STATED EXERCISE |
Select and copy out every line in the records containing "grid".
##### STORED DATA #####
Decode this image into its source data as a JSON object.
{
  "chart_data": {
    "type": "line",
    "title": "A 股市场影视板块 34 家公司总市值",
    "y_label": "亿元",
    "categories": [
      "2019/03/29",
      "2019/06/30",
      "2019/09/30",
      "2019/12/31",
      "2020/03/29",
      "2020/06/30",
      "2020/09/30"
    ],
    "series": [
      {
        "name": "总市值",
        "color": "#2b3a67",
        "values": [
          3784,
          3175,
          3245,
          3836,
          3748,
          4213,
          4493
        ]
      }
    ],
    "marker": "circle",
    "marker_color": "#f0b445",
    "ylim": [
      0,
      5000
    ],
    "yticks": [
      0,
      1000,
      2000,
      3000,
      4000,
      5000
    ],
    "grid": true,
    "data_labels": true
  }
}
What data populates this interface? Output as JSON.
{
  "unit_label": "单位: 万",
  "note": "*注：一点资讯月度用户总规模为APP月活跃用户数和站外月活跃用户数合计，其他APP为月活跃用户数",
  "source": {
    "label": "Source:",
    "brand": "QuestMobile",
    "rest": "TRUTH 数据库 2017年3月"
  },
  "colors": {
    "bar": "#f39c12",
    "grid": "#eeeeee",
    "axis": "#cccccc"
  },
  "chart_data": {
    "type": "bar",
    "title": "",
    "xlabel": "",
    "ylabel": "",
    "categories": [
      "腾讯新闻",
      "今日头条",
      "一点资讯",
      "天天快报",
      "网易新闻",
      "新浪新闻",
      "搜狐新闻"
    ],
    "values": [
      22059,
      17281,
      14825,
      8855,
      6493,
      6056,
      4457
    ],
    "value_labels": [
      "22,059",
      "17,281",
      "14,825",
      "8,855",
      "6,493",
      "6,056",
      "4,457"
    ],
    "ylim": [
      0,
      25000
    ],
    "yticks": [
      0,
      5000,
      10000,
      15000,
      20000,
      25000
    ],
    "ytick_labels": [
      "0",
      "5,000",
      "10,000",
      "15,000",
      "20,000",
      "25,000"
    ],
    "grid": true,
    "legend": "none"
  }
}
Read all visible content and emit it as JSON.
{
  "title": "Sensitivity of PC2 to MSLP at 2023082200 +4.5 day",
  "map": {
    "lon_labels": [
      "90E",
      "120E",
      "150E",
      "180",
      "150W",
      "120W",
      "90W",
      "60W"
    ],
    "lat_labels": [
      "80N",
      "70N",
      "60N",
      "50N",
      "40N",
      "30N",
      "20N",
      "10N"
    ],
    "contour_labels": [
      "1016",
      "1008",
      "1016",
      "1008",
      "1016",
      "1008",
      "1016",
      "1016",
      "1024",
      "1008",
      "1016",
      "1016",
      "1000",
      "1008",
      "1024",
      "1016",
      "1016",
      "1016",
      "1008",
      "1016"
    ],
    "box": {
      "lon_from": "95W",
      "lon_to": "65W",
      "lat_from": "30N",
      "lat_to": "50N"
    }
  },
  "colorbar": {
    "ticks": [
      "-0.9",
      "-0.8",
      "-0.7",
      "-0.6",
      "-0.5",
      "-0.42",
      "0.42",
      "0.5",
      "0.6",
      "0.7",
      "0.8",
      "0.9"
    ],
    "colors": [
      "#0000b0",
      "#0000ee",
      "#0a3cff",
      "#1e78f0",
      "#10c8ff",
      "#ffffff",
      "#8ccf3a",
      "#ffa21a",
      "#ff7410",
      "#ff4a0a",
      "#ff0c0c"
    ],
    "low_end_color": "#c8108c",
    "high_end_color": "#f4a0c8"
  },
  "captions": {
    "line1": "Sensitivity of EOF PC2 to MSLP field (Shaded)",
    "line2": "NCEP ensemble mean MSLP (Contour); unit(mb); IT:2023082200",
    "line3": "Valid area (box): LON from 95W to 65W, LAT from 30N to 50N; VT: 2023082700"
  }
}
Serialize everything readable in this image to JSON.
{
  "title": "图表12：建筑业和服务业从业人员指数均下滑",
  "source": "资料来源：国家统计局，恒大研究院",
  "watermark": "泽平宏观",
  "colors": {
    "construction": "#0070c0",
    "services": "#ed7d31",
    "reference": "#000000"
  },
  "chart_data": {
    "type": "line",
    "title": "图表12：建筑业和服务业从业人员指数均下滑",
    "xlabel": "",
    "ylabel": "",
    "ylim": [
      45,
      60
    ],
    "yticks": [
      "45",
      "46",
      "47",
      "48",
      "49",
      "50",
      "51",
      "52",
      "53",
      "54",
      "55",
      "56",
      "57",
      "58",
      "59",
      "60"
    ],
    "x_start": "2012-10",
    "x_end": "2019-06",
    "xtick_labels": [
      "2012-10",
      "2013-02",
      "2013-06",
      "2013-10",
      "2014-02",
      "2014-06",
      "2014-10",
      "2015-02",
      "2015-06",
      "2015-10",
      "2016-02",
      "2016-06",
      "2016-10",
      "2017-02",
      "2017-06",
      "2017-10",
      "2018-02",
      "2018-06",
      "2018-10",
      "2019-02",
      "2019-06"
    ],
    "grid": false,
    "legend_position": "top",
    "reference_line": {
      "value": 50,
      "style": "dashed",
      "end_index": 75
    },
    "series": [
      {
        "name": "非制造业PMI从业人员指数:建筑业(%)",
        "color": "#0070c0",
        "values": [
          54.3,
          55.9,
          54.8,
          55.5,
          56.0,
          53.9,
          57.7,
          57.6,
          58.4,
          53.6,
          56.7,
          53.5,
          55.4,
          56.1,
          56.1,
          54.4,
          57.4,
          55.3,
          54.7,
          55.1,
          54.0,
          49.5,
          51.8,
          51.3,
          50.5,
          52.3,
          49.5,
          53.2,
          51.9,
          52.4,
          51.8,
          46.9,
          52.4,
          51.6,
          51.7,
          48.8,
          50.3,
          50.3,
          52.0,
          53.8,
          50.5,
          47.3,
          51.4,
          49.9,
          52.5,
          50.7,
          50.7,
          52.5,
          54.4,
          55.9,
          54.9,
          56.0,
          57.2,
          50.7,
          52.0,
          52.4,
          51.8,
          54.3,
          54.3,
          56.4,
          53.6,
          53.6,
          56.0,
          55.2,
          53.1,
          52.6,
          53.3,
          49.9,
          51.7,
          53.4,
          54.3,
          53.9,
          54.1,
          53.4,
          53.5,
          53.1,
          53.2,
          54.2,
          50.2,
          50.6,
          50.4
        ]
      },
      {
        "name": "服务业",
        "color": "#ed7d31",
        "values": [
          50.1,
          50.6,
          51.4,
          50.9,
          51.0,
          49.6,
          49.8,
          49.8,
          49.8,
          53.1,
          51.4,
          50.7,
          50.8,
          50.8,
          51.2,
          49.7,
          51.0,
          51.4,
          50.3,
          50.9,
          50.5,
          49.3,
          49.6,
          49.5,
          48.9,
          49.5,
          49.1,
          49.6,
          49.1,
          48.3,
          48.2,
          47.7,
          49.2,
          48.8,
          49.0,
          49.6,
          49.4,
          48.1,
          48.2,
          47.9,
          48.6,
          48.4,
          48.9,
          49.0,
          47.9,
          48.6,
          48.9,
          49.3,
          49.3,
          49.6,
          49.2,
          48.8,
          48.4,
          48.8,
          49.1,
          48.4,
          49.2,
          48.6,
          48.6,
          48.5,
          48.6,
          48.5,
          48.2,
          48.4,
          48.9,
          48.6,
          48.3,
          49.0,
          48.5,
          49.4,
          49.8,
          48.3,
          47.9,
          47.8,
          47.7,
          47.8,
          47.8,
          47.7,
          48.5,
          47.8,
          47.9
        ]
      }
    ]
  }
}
#####
CORRECT ANSWER |
    "grid": true,
    "grid": "#eeeeee",
    "grid": true,
    "grid": false,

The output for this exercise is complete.